* _Task requirements_
Please output the lines shown below exactly as they appear.

* _Stored data_
▬▬▬▬▬▬▬▬▬▬

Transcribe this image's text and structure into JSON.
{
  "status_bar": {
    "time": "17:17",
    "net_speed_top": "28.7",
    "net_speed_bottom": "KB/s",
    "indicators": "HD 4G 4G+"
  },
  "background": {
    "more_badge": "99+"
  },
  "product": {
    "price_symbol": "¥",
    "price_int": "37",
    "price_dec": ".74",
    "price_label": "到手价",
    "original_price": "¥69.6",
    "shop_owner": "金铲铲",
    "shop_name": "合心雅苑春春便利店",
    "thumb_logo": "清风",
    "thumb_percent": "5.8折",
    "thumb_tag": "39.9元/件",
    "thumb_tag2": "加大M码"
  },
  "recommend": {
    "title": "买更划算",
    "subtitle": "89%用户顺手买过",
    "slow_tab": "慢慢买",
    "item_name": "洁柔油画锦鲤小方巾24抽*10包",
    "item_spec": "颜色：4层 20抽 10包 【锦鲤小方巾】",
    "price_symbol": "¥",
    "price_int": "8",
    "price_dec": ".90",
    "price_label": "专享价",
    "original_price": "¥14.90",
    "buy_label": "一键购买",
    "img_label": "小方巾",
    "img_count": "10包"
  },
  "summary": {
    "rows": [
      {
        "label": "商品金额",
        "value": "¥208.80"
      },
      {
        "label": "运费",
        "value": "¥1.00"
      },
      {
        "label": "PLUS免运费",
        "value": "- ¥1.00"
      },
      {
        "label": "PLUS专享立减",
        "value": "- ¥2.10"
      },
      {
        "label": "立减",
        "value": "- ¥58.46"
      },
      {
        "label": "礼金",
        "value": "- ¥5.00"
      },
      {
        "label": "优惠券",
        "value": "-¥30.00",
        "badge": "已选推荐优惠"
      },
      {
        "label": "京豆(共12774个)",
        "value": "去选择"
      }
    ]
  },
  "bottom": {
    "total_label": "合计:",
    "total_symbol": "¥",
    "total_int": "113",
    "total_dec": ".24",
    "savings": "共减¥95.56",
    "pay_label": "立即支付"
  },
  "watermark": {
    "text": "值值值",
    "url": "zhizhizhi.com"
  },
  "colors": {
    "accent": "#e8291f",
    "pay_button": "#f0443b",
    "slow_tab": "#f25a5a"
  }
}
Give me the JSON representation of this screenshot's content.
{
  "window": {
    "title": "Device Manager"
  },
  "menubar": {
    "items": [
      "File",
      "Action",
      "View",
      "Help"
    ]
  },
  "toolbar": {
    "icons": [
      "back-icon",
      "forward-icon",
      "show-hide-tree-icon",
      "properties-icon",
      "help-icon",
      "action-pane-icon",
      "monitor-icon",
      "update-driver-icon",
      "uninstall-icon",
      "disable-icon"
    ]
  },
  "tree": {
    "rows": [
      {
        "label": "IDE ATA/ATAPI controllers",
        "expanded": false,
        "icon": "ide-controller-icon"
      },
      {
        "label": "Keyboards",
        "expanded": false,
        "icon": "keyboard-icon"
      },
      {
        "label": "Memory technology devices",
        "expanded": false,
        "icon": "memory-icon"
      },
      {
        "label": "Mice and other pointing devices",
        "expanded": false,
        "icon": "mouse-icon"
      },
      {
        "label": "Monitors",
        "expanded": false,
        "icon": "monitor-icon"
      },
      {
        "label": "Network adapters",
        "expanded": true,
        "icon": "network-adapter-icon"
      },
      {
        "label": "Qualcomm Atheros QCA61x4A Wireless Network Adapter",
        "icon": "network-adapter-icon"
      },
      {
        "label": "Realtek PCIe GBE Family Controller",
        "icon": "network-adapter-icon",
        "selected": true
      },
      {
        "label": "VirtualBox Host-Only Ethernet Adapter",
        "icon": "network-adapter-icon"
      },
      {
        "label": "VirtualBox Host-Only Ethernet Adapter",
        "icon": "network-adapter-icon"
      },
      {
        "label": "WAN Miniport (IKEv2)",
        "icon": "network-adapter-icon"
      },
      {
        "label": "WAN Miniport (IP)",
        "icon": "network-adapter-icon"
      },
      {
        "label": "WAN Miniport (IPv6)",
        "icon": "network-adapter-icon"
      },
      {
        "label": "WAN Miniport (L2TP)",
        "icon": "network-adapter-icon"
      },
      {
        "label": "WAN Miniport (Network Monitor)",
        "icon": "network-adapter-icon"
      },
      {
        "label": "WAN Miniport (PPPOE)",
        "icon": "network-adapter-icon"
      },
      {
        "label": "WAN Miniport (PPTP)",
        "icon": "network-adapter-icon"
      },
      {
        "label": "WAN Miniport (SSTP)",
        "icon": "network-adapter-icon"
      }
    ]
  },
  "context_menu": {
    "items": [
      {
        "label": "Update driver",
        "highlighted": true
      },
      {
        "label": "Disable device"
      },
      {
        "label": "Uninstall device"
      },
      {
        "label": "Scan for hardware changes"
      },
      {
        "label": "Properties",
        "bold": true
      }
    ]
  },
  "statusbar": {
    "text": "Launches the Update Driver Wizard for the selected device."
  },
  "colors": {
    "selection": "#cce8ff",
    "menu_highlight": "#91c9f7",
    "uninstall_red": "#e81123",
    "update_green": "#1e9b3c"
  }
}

▬▬▬▬▬▬▬▬▬▬

* _The output_
Transcribe this image's text and structure into JSON.
{
  "status_bar": {
    "time": "17:17",
    "net_speed_top": "28.7",
    "net_speed_bottom": "KB/s",
    "indicators": "HD 4G 4G+"
  },
  "background": {
    "more_badge": "99+"
  },
  "product": {
    "price_symbol": "¥",
    "price_int": "37",
    "price_dec": ".74",
    "price_label": "到手价",
    "original_price": "¥69.6",
    "shop_owner": "金铲铲",
    "shop_name": "合心雅苑春春便利店",
    "thumb_logo": "清风",
    "thumb_percent": "5.8折",
    "thumb_tag": "39.9元/件",
    "thumb_tag2": "加大M码"
  },
  "recommend": {
    "title": "买更划算",
    "subtitle": "89%用户顺手买过",
    "slow_tab": "慢慢买",
    "item_name": "洁柔油画锦鲤小方巾24抽*10包",
    "item_spec": "颜色：4层 20抽 10包 【锦鲤小方巾】",
    "price_symbol": "¥",
    "price_int": "8",
    "price_dec": ".90",
    "price_label": "专享价",
    "original_price": "¥14.90",
    "buy_label": "一键购买",
    "img_label": "小方巾",
    "img_count": "10包"
  },
  "summary": {
    "rows": [
      {
        "label": "商品金额",
        "value": "¥208.80"
      },
      {
        "label": "运费",
        "value": "¥1.00"
      },
      {
        "label": "PLUS免运费",
        "value": "- ¥1.00"
      },
      {
        "label": "PLUS专享立减",
        "value": "- ¥2.10"
      },
      {
        "label": "立减",
        "value": "- ¥58.46"
      },
      {
        "label": "礼金",
        "value": "- ¥5.00"
      },
      {
        "label": "优惠券",
        "value": "-¥30.00",
        "badge": "已选推荐优惠"
      },
      {
        "label": "京豆(共12774个)",
        "value": "去选择"
      }
    ]
  },
  "bottom": {
    "total_label": "合计:",
    "total_symbol": "¥",
    "total_int": "113",
    "total_dec": ".24",
    "savings": "共减¥95.56",
    "pay_label": "立即支付"
  },
  "watermark": {
    "text": "值值值",
    "url": "zhizhizhi.com"
  },
  "colors": {
    "accent": "#e8291f",
    "pay_button": "#f0443b",
    "slow_tab": "#f25a5a"
  }
}
Give me the JSON representation of this screenshot's content.
{
  "window": {
    "title": "Device Manager"
  },
  "menubar": {
    "items": [
      "File",
      "Action",
      "View",
      "Help"
    ]
  },
  "toolbar": {
    "icons": [
      "back-icon",
      "forward-icon",
      "show-hide-tree-icon",
      "properties-icon",
      "help-icon",
      "action-pane-icon",
      "monitor-icon",
      "update-driver-icon",
      "uninstall-icon",
      "disable-icon"
    ]
  },
  "tree": {
    "rows": [
      {
        "label": "IDE ATA/ATAPI controllers",
        "expanded": false,
        "icon": "ide-controller-icon"
      },
      {
        "label": "Keyboards",
        "expanded": false,
        "icon": "keyboard-icon"
      },
      {
        "label": "Memory technology devices",
        "expanded": false,
        "icon": "memory-icon"
      },
      {
        "label": "Mice and other pointing devices",
        "expanded": false,
        "icon": "mouse-icon"
      },
      {
        "label": "Monitors",
        "expanded": false,
        "icon": "monitor-icon"
      },
      {
        "label": "Network adapters",
        "expanded": true,
        "icon": "network-adapter-icon"
      },
      {
        "label": "Qualcomm Atheros QCA61x4A Wireless Network Adapter",
        "icon": "network-adapter-icon"
      },
      {
        "label": "Realtek PCIe GBE Family Controller",
        "icon": "network-adapter-icon",
        "selected": true
      },
      {
        "label": "VirtualBox Host-Only Ethernet Adapter",
        "icon": "network-adapter-icon"
      },
      {
        "label": "VirtualBox Host-Only Ethernet Adapter",
        "icon": "network-adapter-icon"
      },
      {
        "label": "WAN Miniport (IKEv2)",
        "icon": "network-adapter-icon"
      },
      {
        "label": "WAN Miniport (IP)",
        "icon": "network-adapter-icon"
      },
      {
        "label": "WAN Miniport (IPv6)",
        "icon": "network-adapter-icon"
      },
      {
        "label": "WAN Miniport (L2TP)",
        "icon": "network-adapter-icon"
      },
      {
        "label": "WAN Miniport (Network Monitor)",
        "icon": "network-adapter-icon"
      },
      {
        "label": "WAN Miniport (PPPOE)",
        "icon": "network-adapter-icon"
      },
      {
        "label": "WAN Miniport (PPTP)",
        "icon": "network-adapter-icon"
      },
      {
        "label": "WAN Miniport (SSTP)",
        "icon": "network-adapter-icon"
      }
    ]
  },
  "context_menu": {
    "items": [
      {
        "label": "Update driver",
        "highlighted": true
      },
      {
        "label": "Disable device"
      },
      {
        "label": "Uninstall device"
      },
      {
        "label": "Scan for hardware changes"
      },
      {
        "label": "Properties",
        "bold": true
      }
    ]
  },
  "statusbar": {
    "text": "Launches the Update Driver Wizard for the selected device."
  },
  "colors": {
    "selection": "#cce8ff",
    "menu_highlight": "#91c9f7",
    "uninstall_red": "#e81123",
    "update_green": "#1e9b3c"
  }
}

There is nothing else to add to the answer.